### What is needed
Copy the rows below word for word, leaving out the pictures.

### Data to process

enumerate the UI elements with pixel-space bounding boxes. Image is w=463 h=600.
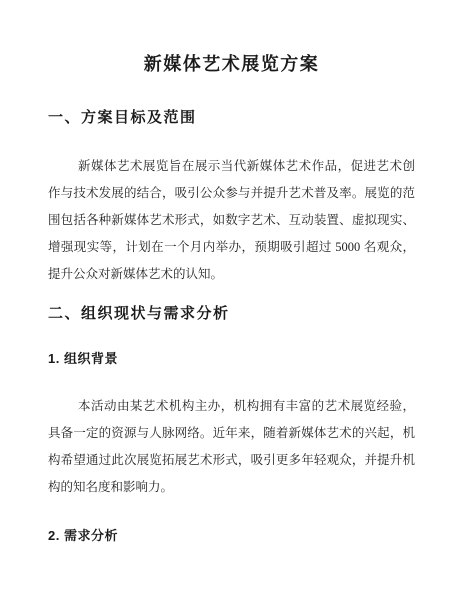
section-heading-goals-scope: 一、方案目标及范围	[48, 108, 415, 128]
subsection-heading-org-background: 1. 组织背景	[48, 350, 415, 367]
paragraph-goals-scope: 新媒体艺术展览旨在展示当代新媒体艺术作品，促进艺术创作与技术发展的结合，吸引公众…	[48, 153, 415, 288]
subsection-heading-needs-analysis: 2. 需求分析	[48, 527, 415, 544]
section-heading-status-needs: 二、组织现状与需求分析	[48, 304, 415, 324]
paragraph-org-background: 本活动由某艺术机构主办，机构拥有丰富的艺术展览经验，具备一定的资源与人脉网络。近…	[48, 393, 415, 501]
document-title: 新媒体艺术展览方案	[48, 53, 415, 75]
document-page: 新媒体艺术展览方案 一、方案目标及范围 新媒体艺术展览旨在展示当代新媒体艺术作品…	[0, 0, 463, 600]
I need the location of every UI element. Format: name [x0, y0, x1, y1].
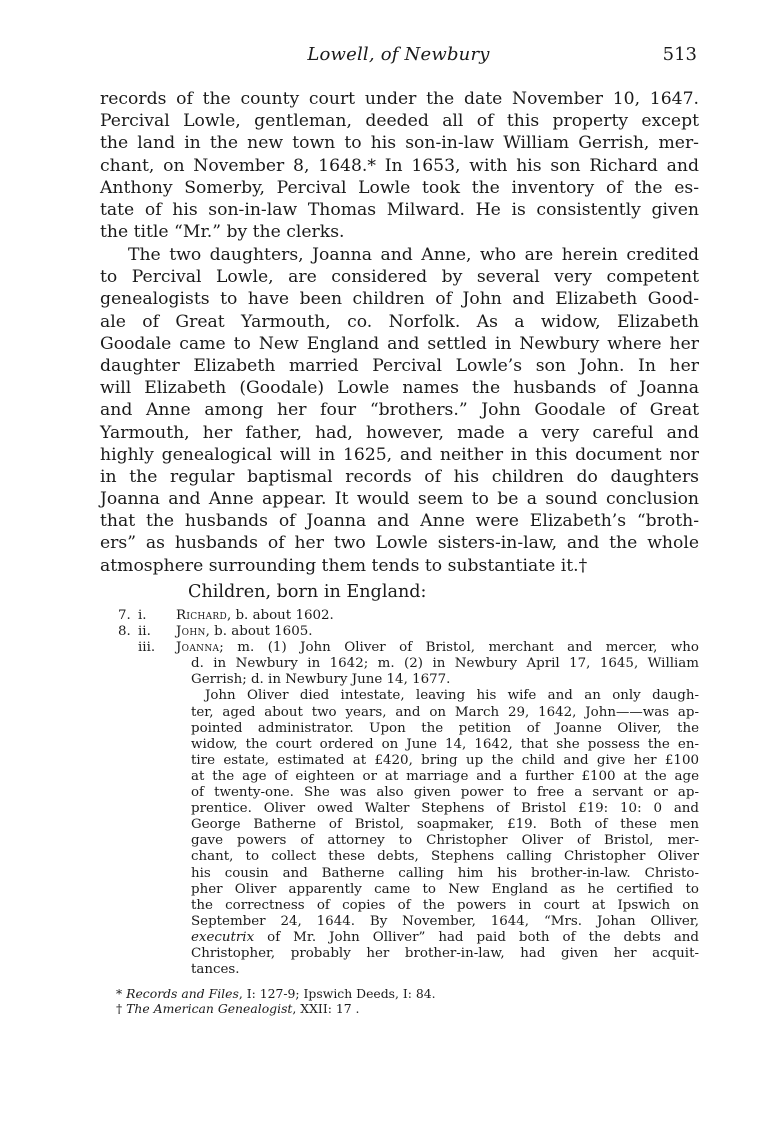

### Correct output
enumerate the UI elements with pixel-space bounding boxes. Image is w=463 h=600.
section-heading-goals-scope: 一、方案目标及范围	[48, 108, 415, 128]
subsection-heading-org-background: 1. 组织背景	[48, 350, 415, 367]
paragraph-goals-scope: 新媒体艺术展览旨在展示当代新媒体艺术作品，促进艺术创作与技术发展的结合，吸引公众…	[48, 153, 415, 288]
subsection-heading-needs-analysis: 2. 需求分析	[48, 527, 415, 544]
section-heading-status-needs: 二、组织现状与需求分析	[48, 304, 415, 324]
paragraph-org-background: 本活动由某艺术机构主办，机构拥有丰富的艺术展览经验，具备一定的资源与人脉网络。近…	[48, 393, 415, 501]
document-title: 新媒体艺术展览方案	[48, 53, 415, 75]
document-page: 新媒体艺术展览方案 一、方案目标及范围 新媒体艺术展览旨在展示当代新媒体艺术作品…	[0, 0, 463, 600]
I need the location of every UI element. Format: name [x0, y0, x1, y1].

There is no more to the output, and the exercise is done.